══ Data shown ══
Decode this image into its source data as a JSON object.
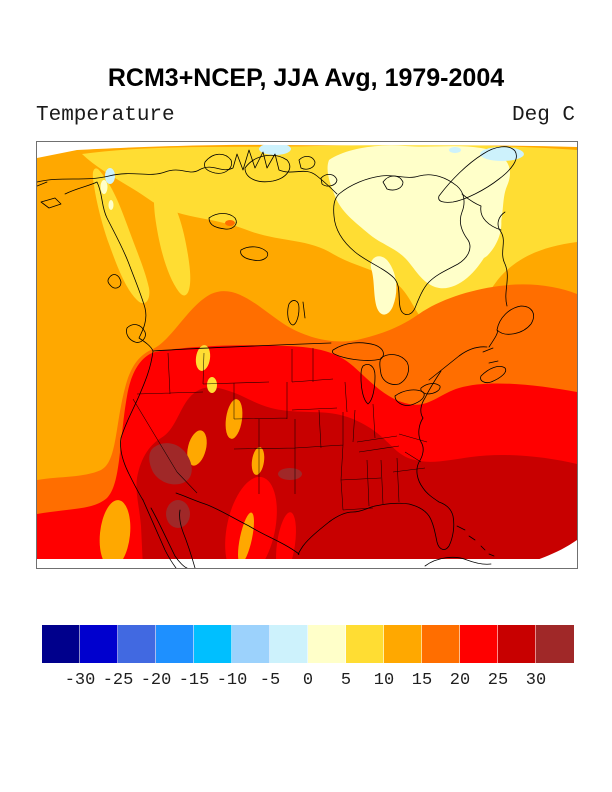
{
  "header": {
    "title": "RCM3+NCEP, JJA Avg, 1979-2004",
    "subtitle_left": "Temperature",
    "subtitle_right": "Deg C"
  },
  "chart_data": {
    "type": "heatmap",
    "title": "RCM3+NCEP, JJA Avg, 1979-2004",
    "variable": "Temperature",
    "units": "Deg C",
    "model": "RCM3+NCEP",
    "season": "JJA",
    "period": "1979-2004",
    "region": "North America (Lambert conformal map with national and state borders)",
    "legend_position": "horizontal colorbar at bottom",
    "contour_levels": [
      -30,
      -25,
      -20,
      -15,
      -10,
      -5,
      0,
      5,
      10,
      15,
      20,
      25,
      30
    ],
    "palette_colors": [
      "#00008C",
      "#0000CE",
      "#4169E1",
      "#1E90FF",
      "#00BFFF",
      "#9CD2FC",
      "#CDF2FC",
      "#FFFFC9",
      "#FFDD33",
      "#FFA800",
      "#FF6E00",
      "#FF0000",
      "#C80000",
      "#A02828"
    ],
    "bin_labels": [
      "< -30",
      "-30 to -25",
      "-25 to -20",
      "-20 to -15",
      "-15 to -10",
      "-10 to -5",
      "-5 to 0",
      "0 to 5",
      "5 to 10",
      "10 to 15",
      "15 to 20",
      "20 to 25",
      "25 to 30",
      "> 30"
    ],
    "features": [
      {
        "location": "Canadian Arctic archipelago and Hudson Bay",
        "approx_value_deg_c": "0 to 5"
      },
      {
        "location": "Small Arctic lakes / Baffin area spots",
        "approx_value_deg_c": "-5 to 0"
      },
      {
        "location": "Boreal Canada, Labrador, Alaska panhandle mountains",
        "approx_value_deg_c": "5 to 10"
      },
      {
        "location": "North Pacific, British Columbia, central Canada",
        "approx_value_deg_c": "10 to 15"
      },
      {
        "location": "Southern Canada prairies, Great Lakes north shore, New England, North Atlantic band",
        "approx_value_deg_c": "15 to 20"
      },
      {
        "location": "Northern/central United States, mid-Atlantic ocean band",
        "approx_value_deg_c": "20 to 25"
      },
      {
        "location": "Southern United States, Gulf of Mexico, Mexico, subtropical Atlantic",
        "approx_value_deg_c": "25 to 30"
      },
      {
        "location": "Desert Southwest (SE California / Arizona / NW Mexico patches)",
        "approx_value_deg_c": "> 30"
      },
      {
        "location": "Rocky Mountain high-elevation spots",
        "approx_value_deg_c": "5 to 15 (cool anomalies)"
      }
    ]
  },
  "colorbar": {
    "cell_count": 14,
    "tick_labels": [
      "-30",
      "-25",
      "-20",
      "-15",
      "-10",
      "-5",
      "0",
      "5",
      "10",
      "15",
      "20",
      "25",
      "30"
    ]
  }
}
═══
Write out the entries above verbatim; the pictures do not belong in your copy.

* Finished answer:
Decode this image into its source data as a JSON object.
{
  "header": {
    "title": "RCM3+NCEP, JJA Avg, 1979-2004",
    "subtitle_left": "Temperature",
    "subtitle_right": "Deg C"
  },
  "chart_data": {
    "type": "heatmap",
    "title": "RCM3+NCEP, JJA Avg, 1979-2004",
    "variable": "Temperature",
    "units": "Deg C",
    "model": "RCM3+NCEP",
    "season": "JJA",
    "period": "1979-2004",
    "region": "North America (Lambert conformal map with national and state borders)",
    "legend_position": "horizontal colorbar at bottom",
    "contour_levels": [
      -30,
      -25,
      -20,
      -15,
      -10,
      -5,
      0,
      5,
      10,
      15,
      20,
      25,
      30
    ],
    "palette_colors": [
      "#00008C",
      "#0000CE",
      "#4169E1",
      "#1E90FF",
      "#00BFFF",
      "#9CD2FC",
      "#CDF2FC",
      "#FFFFC9",
      "#FFDD33",
      "#FFA800",
      "#FF6E00",
      "#FF0000",
      "#C80000",
      "#A02828"
    ],
    "bin_labels": [
      "< -30",
      "-30 to -25",
      "-25 to -20",
      "-20 to -15",
      "-15 to -10",
      "-10 to -5",
      "-5 to 0",
      "0 to 5",
      "5 to 10",
      "10 to 15",
      "15 to 20",
      "20 to 25",
      "25 to 30",
      "> 30"
    ],
    "features": [
      {
        "location": "Canadian Arctic archipelago and Hudson Bay",
        "approx_value_deg_c": "0 to 5"
      },
      {
        "location": "Small Arctic lakes / Baffin area spots",
        "approx_value_deg_c": "-5 to 0"
      },
      {
        "location": "Boreal Canada, Labrador, Alaska panhandle mountains",
        "approx_value_deg_c": "5 to 10"
      },
      {
        "location": "North Pacific, British Columbia, central Canada",
        "approx_value_deg_c": "10 to 15"
      },
      {
        "location": "Southern Canada prairies, Great Lakes north shore, New England, North Atlantic band",
        "approx_value_deg_c": "15 to 20"
      },
      {
        "location": "Northern/central United States, mid-Atlantic ocean band",
        "approx_value_deg_c": "20 to 25"
      },
      {
        "location": "Southern United States, Gulf of Mexico, Mexico, subtropical Atlantic",
        "approx_value_deg_c": "25 to 30"
      },
      {
        "location": "Desert Southwest (SE California / Arizona / NW Mexico patches)",
        "approx_value_deg_c": "> 30"
      },
      {
        "location": "Rocky Mountain high-elevation spots",
        "approx_value_deg_c": "5 to 15 (cool anomalies)"
      }
    ]
  },
  "colorbar": {
    "cell_count": 14,
    "tick_labels": [
      "-30",
      "-25",
      "-20",
      "-15",
      "-10",
      "-5",
      "0",
      "5",
      "10",
      "15",
      "20",
      "25",
      "30"
    ]
  }
}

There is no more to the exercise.